▶ _Prompt_
Please count the lines below that contain the word "this", and reply with that number alone.

▶ _Given records_
------------------------------------------------------------

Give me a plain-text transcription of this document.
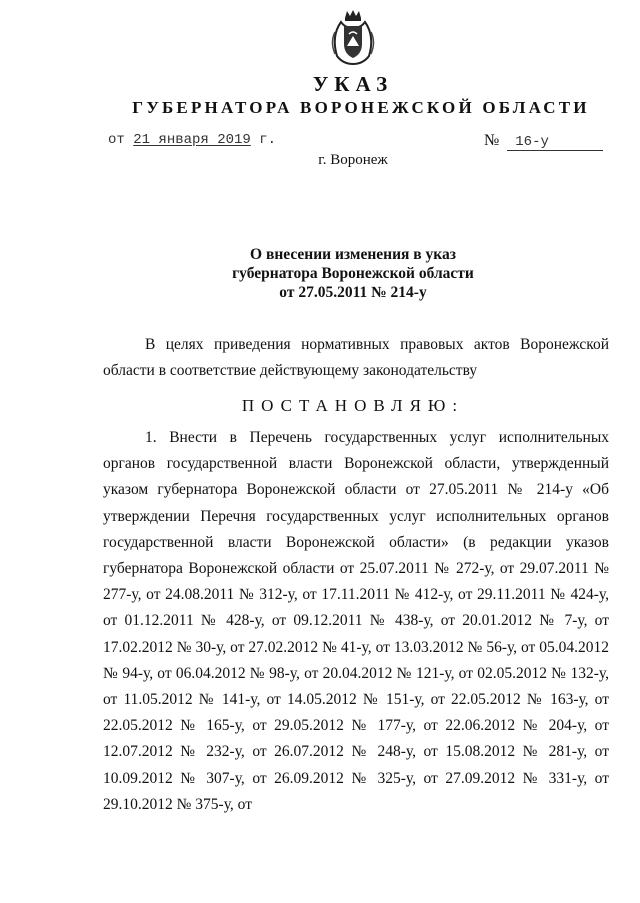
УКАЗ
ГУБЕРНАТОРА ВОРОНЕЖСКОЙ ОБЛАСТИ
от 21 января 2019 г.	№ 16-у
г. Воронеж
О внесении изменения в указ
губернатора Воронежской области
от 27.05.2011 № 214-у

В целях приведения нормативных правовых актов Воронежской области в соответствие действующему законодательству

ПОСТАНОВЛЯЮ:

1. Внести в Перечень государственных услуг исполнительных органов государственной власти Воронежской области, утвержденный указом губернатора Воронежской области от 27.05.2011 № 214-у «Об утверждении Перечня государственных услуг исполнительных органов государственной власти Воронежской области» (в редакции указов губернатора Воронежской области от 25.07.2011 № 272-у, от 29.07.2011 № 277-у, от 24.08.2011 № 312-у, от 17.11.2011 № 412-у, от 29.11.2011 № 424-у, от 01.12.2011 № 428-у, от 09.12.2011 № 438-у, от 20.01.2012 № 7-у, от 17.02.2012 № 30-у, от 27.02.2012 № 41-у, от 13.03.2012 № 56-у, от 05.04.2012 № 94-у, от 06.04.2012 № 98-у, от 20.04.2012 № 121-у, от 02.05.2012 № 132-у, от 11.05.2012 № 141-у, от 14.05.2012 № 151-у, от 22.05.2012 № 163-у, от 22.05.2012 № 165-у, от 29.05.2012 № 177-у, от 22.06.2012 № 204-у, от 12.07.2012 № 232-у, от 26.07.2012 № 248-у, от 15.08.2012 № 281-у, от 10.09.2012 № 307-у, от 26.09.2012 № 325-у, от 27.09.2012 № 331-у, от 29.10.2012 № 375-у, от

------------------------------------------------------------

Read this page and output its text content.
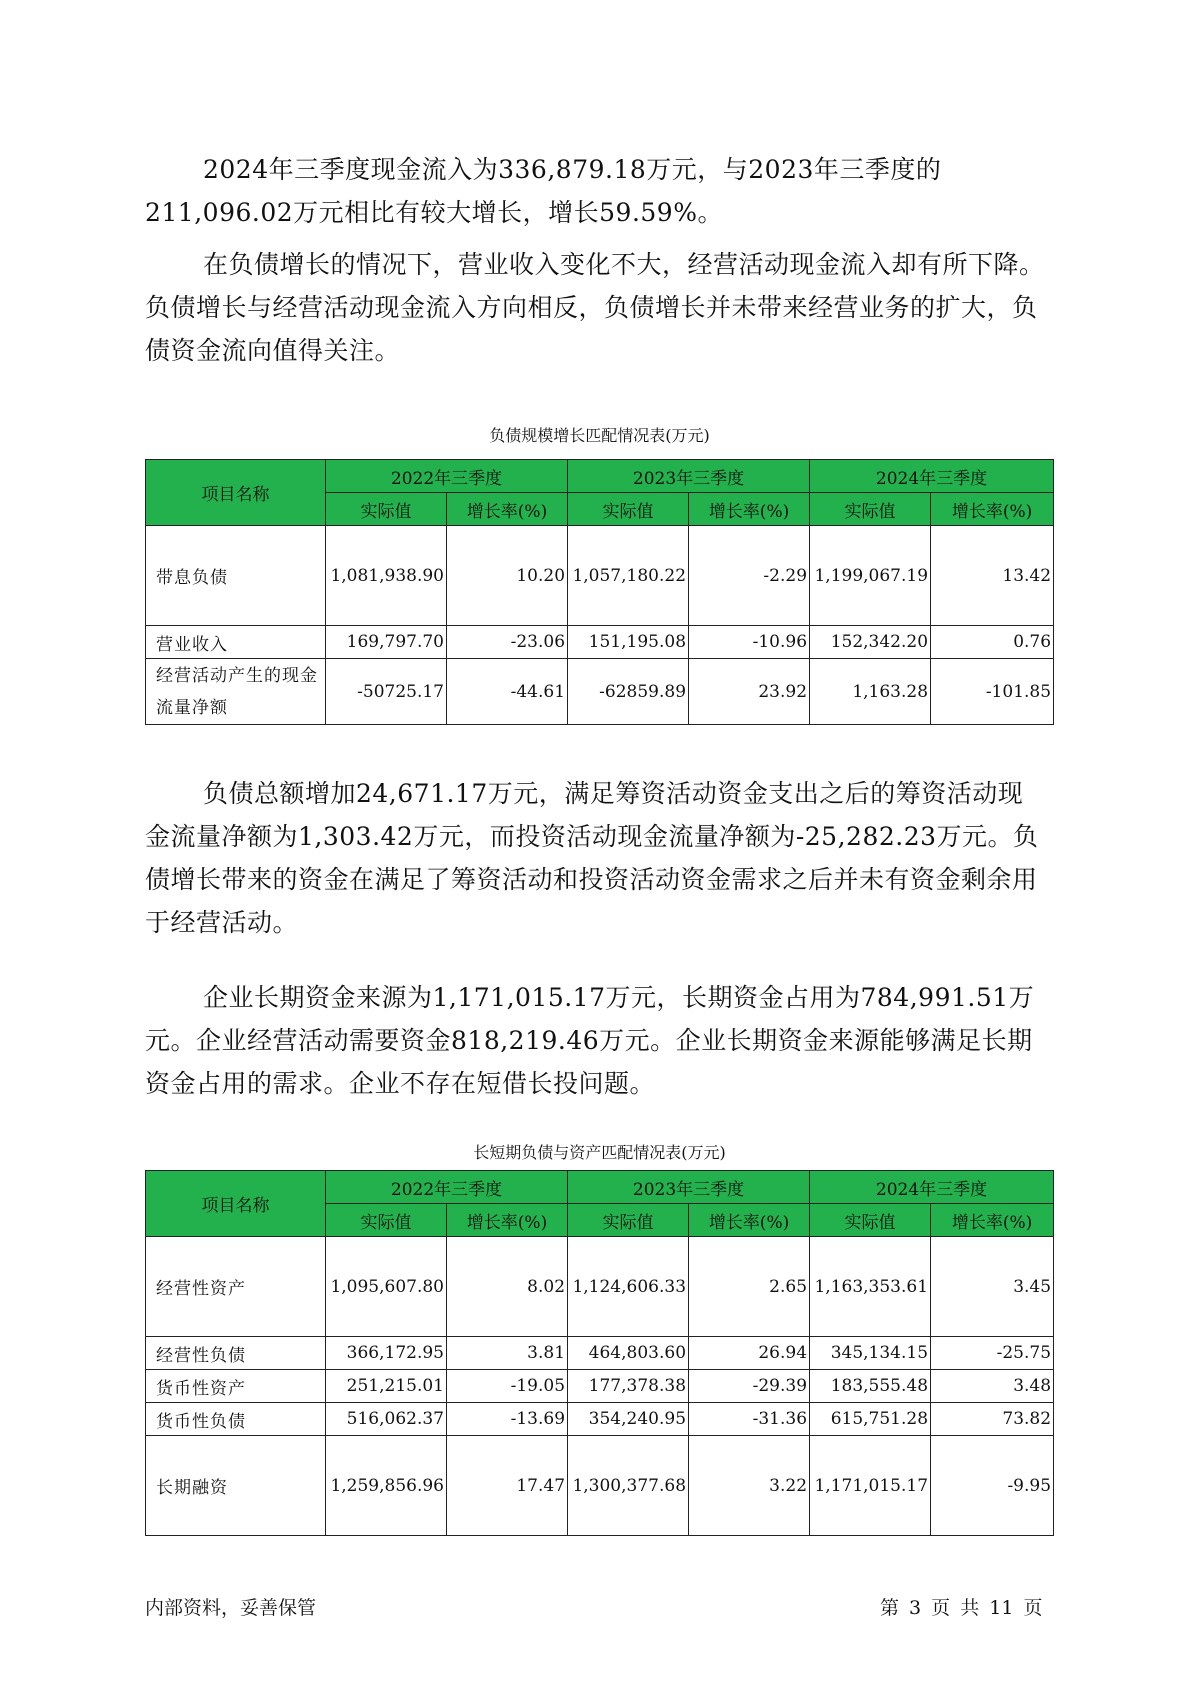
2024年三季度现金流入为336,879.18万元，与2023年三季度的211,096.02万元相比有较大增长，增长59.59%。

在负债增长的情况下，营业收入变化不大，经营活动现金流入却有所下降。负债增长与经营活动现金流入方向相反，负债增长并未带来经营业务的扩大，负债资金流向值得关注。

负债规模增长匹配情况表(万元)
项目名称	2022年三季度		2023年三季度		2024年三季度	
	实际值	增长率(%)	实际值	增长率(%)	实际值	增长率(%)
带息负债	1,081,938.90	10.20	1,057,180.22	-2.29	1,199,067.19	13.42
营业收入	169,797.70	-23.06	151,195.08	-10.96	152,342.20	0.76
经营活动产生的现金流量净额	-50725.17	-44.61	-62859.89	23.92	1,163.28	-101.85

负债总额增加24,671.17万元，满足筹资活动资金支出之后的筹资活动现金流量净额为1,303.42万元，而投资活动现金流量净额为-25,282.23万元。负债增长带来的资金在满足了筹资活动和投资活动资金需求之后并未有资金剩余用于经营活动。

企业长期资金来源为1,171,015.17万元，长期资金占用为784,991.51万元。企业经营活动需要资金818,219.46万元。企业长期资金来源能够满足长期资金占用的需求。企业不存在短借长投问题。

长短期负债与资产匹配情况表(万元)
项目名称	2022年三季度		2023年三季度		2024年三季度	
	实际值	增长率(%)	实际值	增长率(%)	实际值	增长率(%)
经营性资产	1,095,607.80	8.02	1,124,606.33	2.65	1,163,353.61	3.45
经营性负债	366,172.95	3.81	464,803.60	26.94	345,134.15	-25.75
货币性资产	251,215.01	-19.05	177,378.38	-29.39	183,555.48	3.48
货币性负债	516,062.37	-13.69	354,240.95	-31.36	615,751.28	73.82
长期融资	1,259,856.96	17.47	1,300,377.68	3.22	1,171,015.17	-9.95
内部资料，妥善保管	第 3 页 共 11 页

------------------------------------------------------------

▶ _The response_
2